Select and reproduce each line of the listing below that bears the string "using".

── DATA PROVIDED ──

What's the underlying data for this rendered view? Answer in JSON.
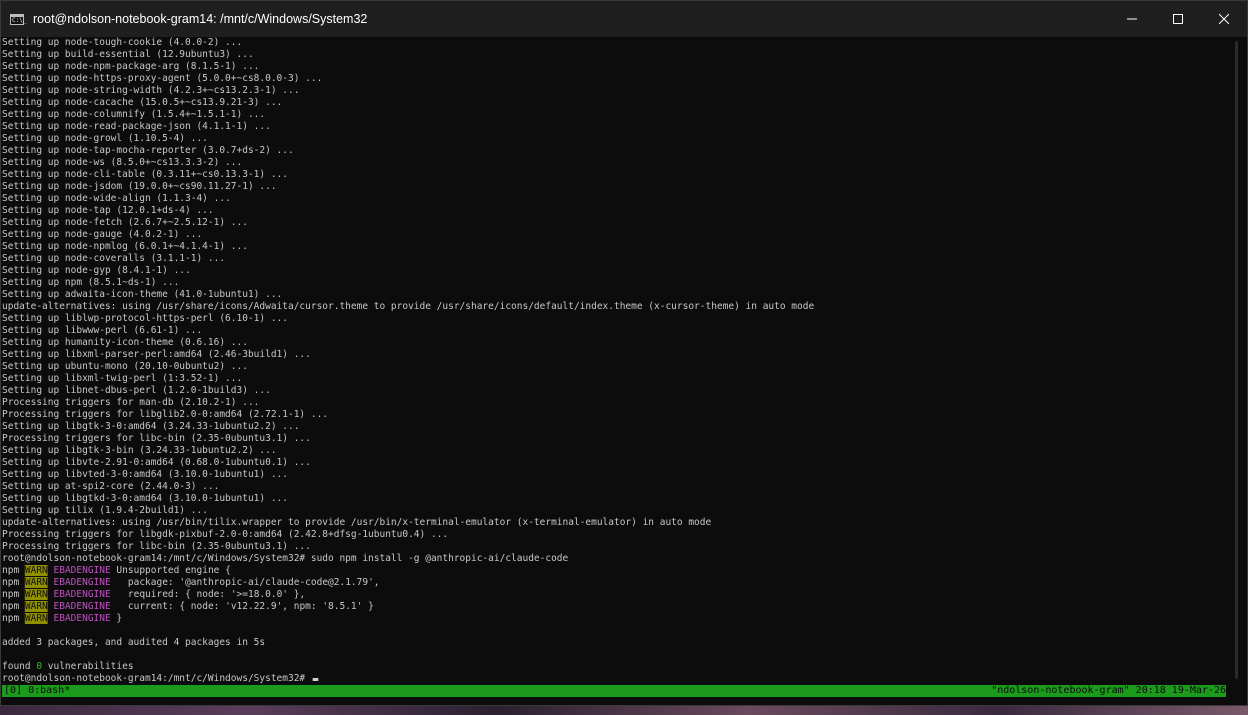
{
  "window": {
    "title": "root@ndolson-notebook-gram14: /mnt/c/Windows/System32",
    "app_icon_glyph": "C:\\_",
    "controls": {
      "minimize_icon": "minimize-icon",
      "maximize_icon": "maximize-icon",
      "close_icon": "close-icon"
    }
  },
  "terminal": {
    "lines_a": [
      "Setting up node-tough-cookie (4.0.0-2) ...",
      "Setting up build-essential (12.9ubuntu3) ...",
      "Setting up node-npm-package-arg (8.1.5-1) ...",
      "Setting up node-https-proxy-agent (5.0.0+~cs8.0.0-3) ...",
      "Setting up node-string-width (4.2.3+~cs13.2.3-1) ...",
      "Setting up node-cacache (15.0.5+~cs13.9.21-3) ...",
      "Setting up node-columnify (1.5.4+~1.5.1-1) ...",
      "Setting up node-read-package-json (4.1.1-1) ...",
      "Setting up node-growl (1.10.5-4) ...",
      "Setting up node-tap-mocha-reporter (3.0.7+ds-2) ...",
      "Setting up node-ws (8.5.0+~cs13.3.3-2) ...",
      "Setting up node-cli-table (0.3.11+~cs0.13.3-1) ...",
      "Setting up node-jsdom (19.0.0+~cs90.11.27-1) ...",
      "Setting up node-wide-align (1.1.3-4) ...",
      "Setting up node-tap (12.0.1+ds-4) ...",
      "Setting up node-fetch (2.6.7+~2.5.12-1) ...",
      "Setting up node-gauge (4.0.2-1) ...",
      "Setting up node-npmlog (6.0.1+~4.1.4-1) ...",
      "Setting up node-coveralls (3.1.1-1) ...",
      "Setting up node-gyp (8.4.1-1) ...",
      "Setting up npm (8.5.1~ds-1) ...",
      "Setting up adwaita-icon-theme (41.0-1ubuntu1) ...",
      "update-alternatives: using /usr/share/icons/Adwaita/cursor.theme to provide /usr/share/icons/default/index.theme (x-cursor-theme) in auto mode",
      "Setting up liblwp-protocol-https-perl (6.10-1) ...",
      "Setting up libwww-perl (6.61-1) ...",
      "Setting up humanity-icon-theme (0.6.16) ...",
      "Setting up libxml-parser-perl:amd64 (2.46-3build1) ...",
      "Setting up ubuntu-mono (20.10-0ubuntu2) ...",
      "Setting up libxml-twig-perl (1:3.52-1) ...",
      "Setting up libnet-dbus-perl (1.2.0-1build3) ...",
      "Processing triggers for man-db (2.10.2-1) ...",
      "Processing triggers for libglib2.0-0:amd64 (2.72.1-1) ...",
      "Setting up libgtk-3-0:amd64 (3.24.33-1ubuntu2.2) ...",
      "Processing triggers for libc-bin (2.35-0ubuntu3.1) ...",
      "Setting up libgtk-3-bin (3.24.33-1ubuntu2.2) ...",
      "Setting up libvte-2.91-0:amd64 (0.68.0-1ubuntu0.1) ...",
      "Setting up libvted-3-0:amd64 (3.10.0-1ubuntu1) ...",
      "Setting up at-spi2-core (2.44.0-3) ...",
      "Setting up libgtkd-3-0:amd64 (3.10.0-1ubuntu1) ...",
      "Setting up tilix (1.9.4-2build1) ...",
      "update-alternatives: using /usr/bin/tilix.wrapper to provide /usr/bin/x-terminal-emulator (x-terminal-emulator) in auto mode",
      "Processing triggers for libgdk-pixbuf-2.0-0:amd64 (2.42.8+dfsg-1ubuntu0.4) ...",
      "Processing triggers for libc-bin (2.35-0ubuntu3.1) ...",
      "root@ndolson-notebook-gram14:/mnt/c/Windows/System32# sudo npm install -g @anthropic-ai/claude-code"
    ],
    "npm_prefix": "npm",
    "npm_warn": "WARN",
    "npm_ebadengine": "EBADENGINE",
    "npm_warn_lines": [
      " Unsupported engine {",
      "   package: '@anthropic-ai/claude-code@2.1.79',",
      "   required: { node: '>=18.0.0' },",
      "   current: { node: 'v12.22.9', npm: '8.5.1' }",
      " }"
    ],
    "blank": "",
    "added_line": "added 3 packages, and audited 4 packages in 5s",
    "found_prefix": "found ",
    "found_count": "0",
    "found_suffix": " vulnerabilities",
    "prompt": "root@ndolson-notebook-gram14:/mnt/c/Windows/System32# "
  },
  "statusbar": {
    "left": "[0] 0:bash*",
    "right": "\"ndolson-notebook-gram\" 20:18 19-Mar-26"
  },
  "colors": {
    "terminal_bg": "#0c0c0c",
    "text": "#c8c8c8",
    "warn_bg": "#8f8f00",
    "ebadengine": "#c150c1",
    "status_green": "#1b9a1b",
    "vuln_green": "#1ec41e"
  }
}
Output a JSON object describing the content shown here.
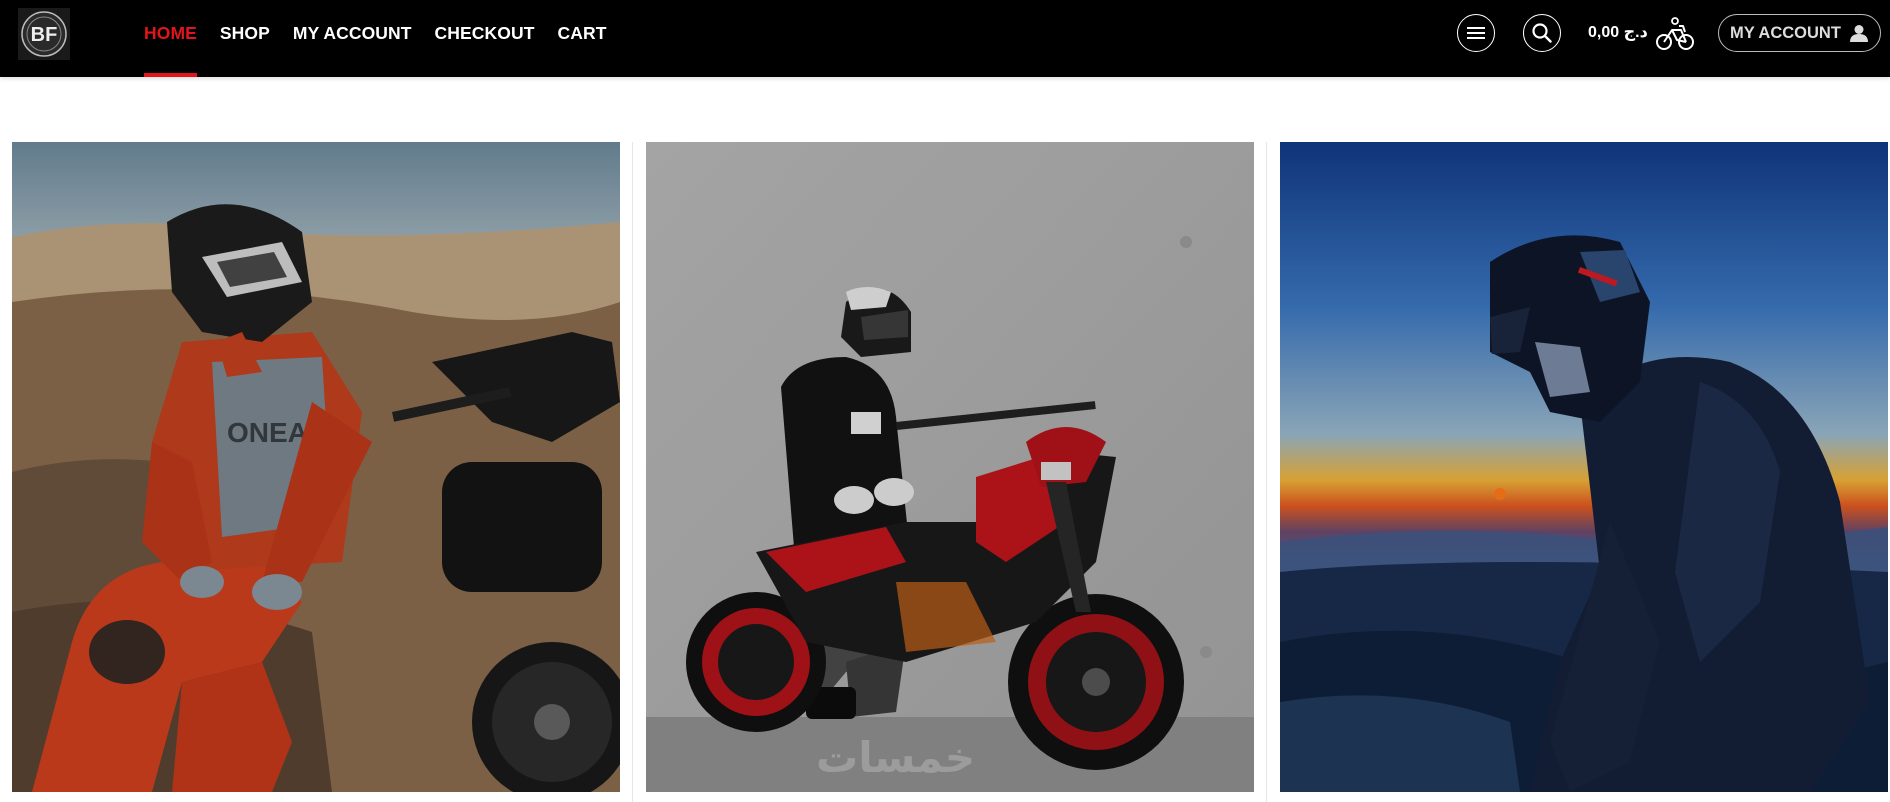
{
  "header": {
    "logo_text": "BF",
    "nav": [
      {
        "label": "HOME",
        "active": true
      },
      {
        "label": "SHOP",
        "active": false
      },
      {
        "label": "MY ACCOUNT",
        "active": false
      },
      {
        "label": "CHECKOUT",
        "active": false
      },
      {
        "label": "CART",
        "active": false
      }
    ],
    "menu_icon": "hamburger-icon",
    "search_icon": "search-icon",
    "cart_total": "0,00 د.ج",
    "cart_icon": "bike-cart-icon",
    "account_label": "MY ACCOUNT",
    "account_icon": "user-icon"
  },
  "gallery": {
    "images": [
      {
        "description_name": "rider-orange-gear-desert"
      },
      {
        "description_name": "rider-black-hoodie-red-ktm"
      },
      {
        "description_name": "rider-helmet-sunset"
      }
    ],
    "watermark": "خمسات"
  },
  "colors": {
    "accent": "#e3151a",
    "header_bg": "#000000",
    "page_bg": "#ffffff"
  }
}
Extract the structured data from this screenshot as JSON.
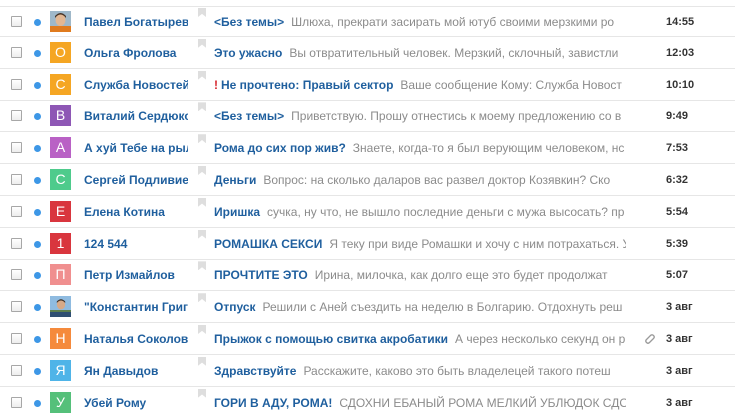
{
  "messages": [
    {
      "sender": "Павел Богатырев",
      "avatar": {
        "kind": "photo",
        "photo": "man-orange-shirt"
      },
      "important": false,
      "subject": "<Без темы>",
      "snippet": "Шлюха, прекрати засирать мой ютуб своими мерзкими ро",
      "time": "14:55",
      "attachment": false
    },
    {
      "sender": "Ольга Фролова",
      "avatar": {
        "kind": "letter",
        "letter": "О",
        "color": "#f5a623"
      },
      "important": false,
      "subject": "Это ужасно",
      "snippet": "Вы отвратительный человек. Мерзкий, склочный, завистли",
      "time": "12:03",
      "attachment": false
    },
    {
      "sender": "Служба Новостей",
      "avatar": {
        "kind": "letter",
        "letter": "С",
        "color": "#f5a623"
      },
      "important": true,
      "subject": "Не прочтено: Правый сектор",
      "snippet": "Ваше сообщение Кому: Служба Новост",
      "time": "10:10",
      "attachment": false
    },
    {
      "sender": "Виталий Сердюкс",
      "avatar": {
        "kind": "letter",
        "letter": "В",
        "color": "#8e57b5"
      },
      "important": false,
      "subject": "<Без темы>",
      "snippet": "Приветствую. Прошу отнестись к моему предложению со в",
      "time": "9:49",
      "attachment": false
    },
    {
      "sender": "А хуй Тебе на рыл",
      "avatar": {
        "kind": "letter",
        "letter": "А",
        "color": "#b961c5"
      },
      "important": false,
      "subject": "Рома до сих пор жив?",
      "snippet": "Знаете, когда-то я был верующим человеком, нс",
      "time": "7:53",
      "attachment": false
    },
    {
      "sender": "Сергей Подливие",
      "avatar": {
        "kind": "letter",
        "letter": "С",
        "color": "#4ecb8c"
      },
      "important": false,
      "subject": "Деньги",
      "snippet": "Вопрос: на сколько даларов вас развел доктор Козявкин? Ско",
      "time": "6:32",
      "attachment": false
    },
    {
      "sender": "Елена Котина",
      "avatar": {
        "kind": "letter",
        "letter": "Е",
        "color": "#d9363e"
      },
      "important": false,
      "subject": "Иришка",
      "snippet": "сучка, ну что, не вышло последние деньги с мужа высосать? пр",
      "time": "5:54",
      "attachment": false
    },
    {
      "sender": "124 544",
      "avatar": {
        "kind": "letter",
        "letter": "1",
        "color": "#d9363e"
      },
      "important": false,
      "subject": "РОМАШКА СЕКСИ",
      "snippet": "Я теку при виде Ромашки и хочу с ним потрахаться. У",
      "time": "5:39",
      "attachment": false
    },
    {
      "sender": "Петр Измайлов",
      "avatar": {
        "kind": "letter",
        "letter": "П",
        "color": "#f08f8f"
      },
      "important": false,
      "subject": "ПРОЧТИТЕ ЭТО",
      "snippet": "Ирина, милочка, как долго еще это будет продолжат",
      "time": "5:07",
      "attachment": false
    },
    {
      "sender": "\"Константин Григ",
      "avatar": {
        "kind": "photo",
        "photo": "man-outdoors"
      },
      "important": false,
      "subject": "Отпуск",
      "snippet": "Решили с Аней съездить на неделю в Болгарию. Отдохнуть реш",
      "time": "3 авг",
      "attachment": false
    },
    {
      "sender": "Наталья Соколов",
      "avatar": {
        "kind": "letter",
        "letter": "Н",
        "color": "#f58a3c"
      },
      "important": false,
      "subject": "Прыжок с помощью свитка акробатики",
      "snippet": "А через несколько секунд он р",
      "time": "3 авг",
      "attachment": true
    },
    {
      "sender": "Ян Давыдов",
      "avatar": {
        "kind": "letter",
        "letter": "Я",
        "color": "#4fb4e8"
      },
      "important": false,
      "subject": "Здравствуйте",
      "snippet": "Расскажите, каково это быть владелецей такого потеш",
      "time": "3 авг",
      "attachment": false
    },
    {
      "sender": "Убей Рому",
      "avatar": {
        "kind": "letter",
        "letter": "У",
        "color": "#55c07a"
      },
      "important": false,
      "subject": "ГОРИ В АДУ, РОМА!",
      "snippet": "СДОХНИ ЕБАНЫЙ РОМА МЕЛКИЙ УБЛЮДОК СДО:",
      "time": "3 авг",
      "attachment": false
    }
  ],
  "icons": {
    "unread": "unread-dot-icon",
    "flag": "flag-icon",
    "important": "!",
    "attachment": "paperclip-icon"
  },
  "colors": {
    "accent": "#1f5f9e",
    "unread_dot": "#3d97e6",
    "important": "#d7282f",
    "snippet": "#8b8b8b"
  }
}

───

## OUTPUT
      "update-alternatives: using /usr/share/icons/Adwaita/cursor.theme to provide /usr/share/icons/default/index.theme (x-cursor-theme) in auto mode",
      "update-alternatives: using /usr/bin/tilix.wrapper to provide /usr/bin/x-terminal-emulator (x-terminal-emulator) in auto mode",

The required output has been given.